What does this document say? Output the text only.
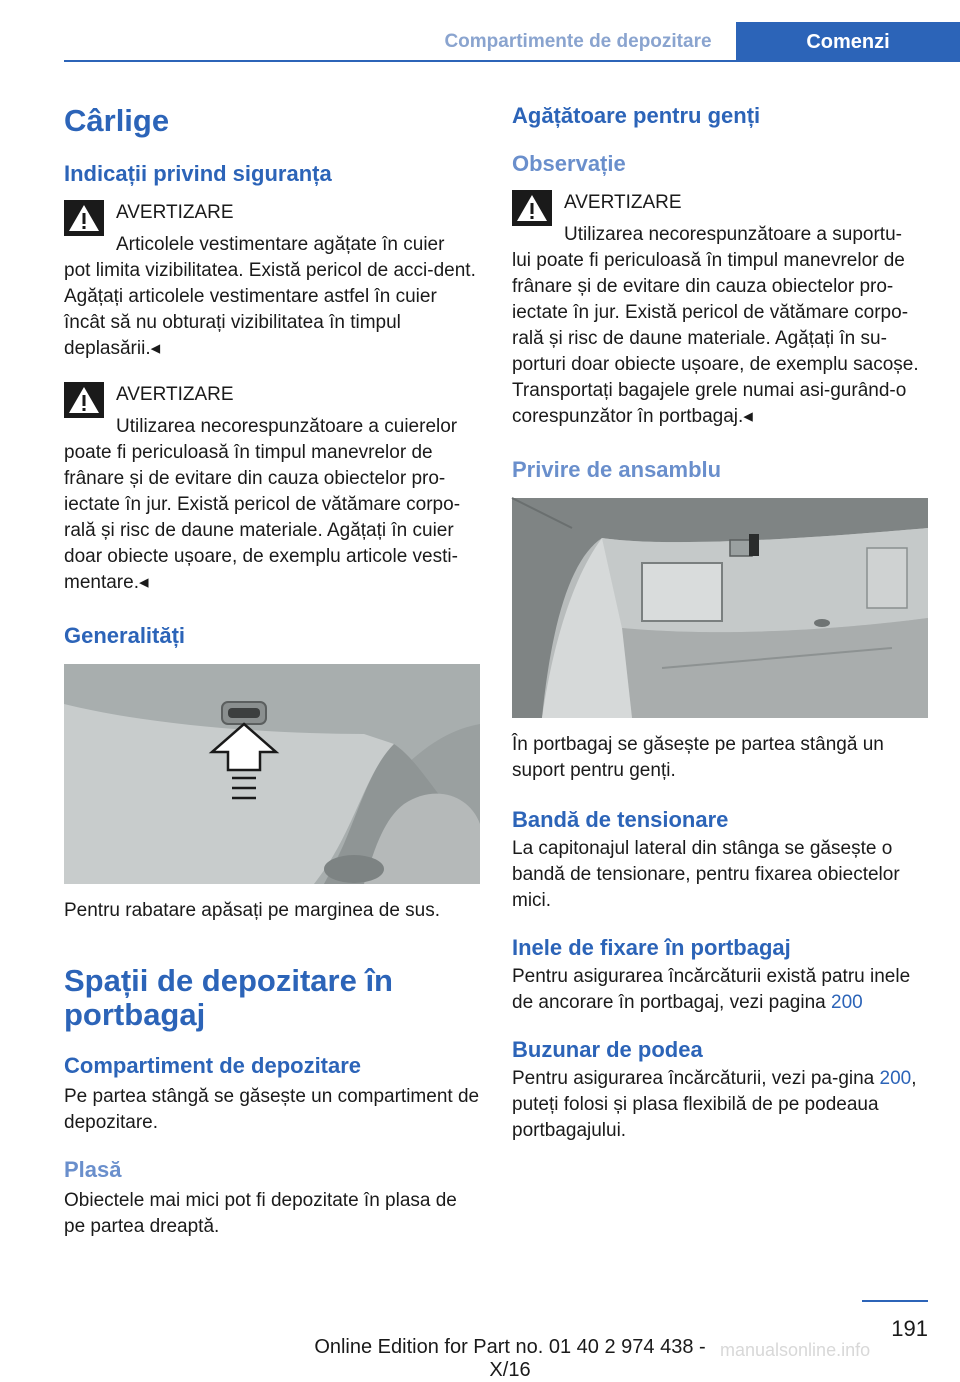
Compartimente de depozitare	Comenzi
Cârlige
Indicații privind siguranța
AVERTIZARE

Articolele vestimentare agățate în cuier
pot limita vizibilitatea. Există pericol de acci-dent. Agățați articolele vestimentare astfel în cuier încât să nu obturați vizibilitatea în timpul deplasării.◂

AVERTIZARE

Utilizarea necorespunzătoare a cuierelor
poate fi periculoasă în timpul manevrelor de frânare și de evitare din cauza obiectelor pro-iectate în jur. Există pericol de vătămare corpo-rală și risc de daune materiale. Agățați în cuier doar obiecte ușoare, de exemplu articole vesti-mentare.◂

Generalități

Pentru rabatare apăsați pe marginea de sus.

Spații de depozitare în portbagaj
Compartiment de depozitare

Pe partea stângă se găsește un compartiment de depozitare.

Plasă

Obiectele mai mici pot fi depozitate în plasa de pe partea dreaptă.

Agățătoare pentru genți
Observație
AVERTIZARE

Utilizarea necorespunzătoare a suportu-
lui poate fi periculoasă în timpul manevrelor de frânare și de evitare din cauza obiectelor pro-iectate în jur. Există pericol de vătămare corpo-rală și risc de daune materiale. Agățați în su-porturi doar obiecte ușoare, de exemplu sacoșe. Transportați bagajele grele numai asi-gurând-o corespunzător în portbagaj.◂

Privire de ansamblu

În portbagaj se găsește pe partea stângă un suport pentru genți.

Bandă de tensionare

La capitonajul lateral din stânga se găsește o bandă de tensionare, pentru fixarea obiectelor mici.

Inele de fixare în portbagaj

Pentru asigurarea încărcăturii există patru inele de ancorare în portbagaj, vezi pagina 200

Buzunar de podea

Pentru asigurarea încărcăturii, vezi pa-gina 200, puteți folosi și plasa flexibilă de pe podeaua portbagajului.

191
Online Edition for Part no. 01 40 2 974 438 - X/16
manualsonline.info
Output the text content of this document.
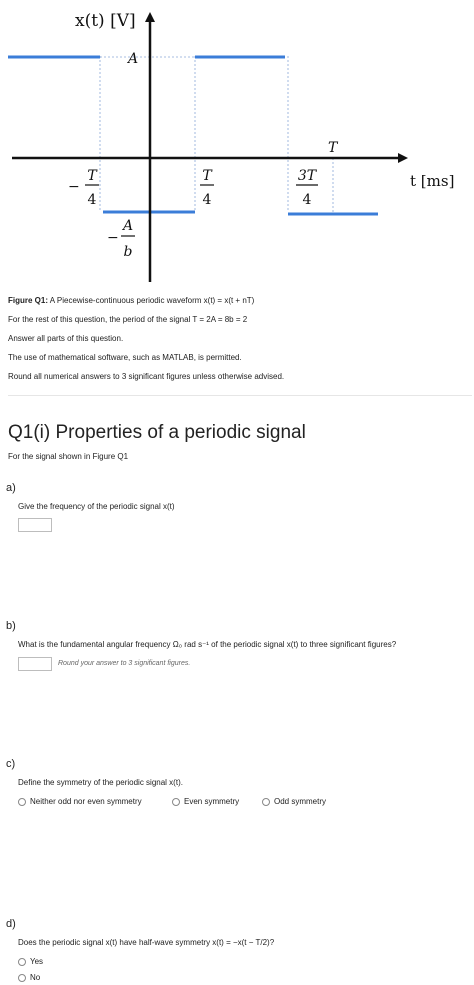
x(t) [V]
t [ms]
A
T
−
T
4
T
4
3T
4
−
A
b
Figure Q1: A Piecewise-continuous periodic waveform x(t) = x(t + nT)
For the rest of this question, the period of the signal T = 2A = 8b = 2
Answer all parts of this question.
The use of mathematical software, such as MATLAB, is permitted.
Round all numerical answers to 3 significant figures unless otherwise advised.
Q1(i) Properties of a periodic signal
For the signal shown in Figure Q1
a)
Give the frequency of the periodic signal x(t)
b)
What is the fundamental angular frequency Ω₀ rad s⁻¹ of the periodic signal x(t) to three significant figures?
Round your answer to 3 significant figures.
c)
Define the symmetry of the periodic signal x(t).
Neither odd nor even symmetry	Even symmetry	Odd symmetry
d)
Does the periodic signal x(t) have half-wave symmetry x(t) = −x(t − T/2)?
Yes
No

(Do this):
Copy every line in the listing above where the string "încărcăturii" turns up.

(Response to this exercise):
Pentru asigurarea încărcăturii există patru inele de ancorare în portbagaj, vezi pagina 200
Pentru asigurarea încărcăturii, vezi pa-gina 200, puteți folosi și plasa flexibilă de pe podeaua portbagajului.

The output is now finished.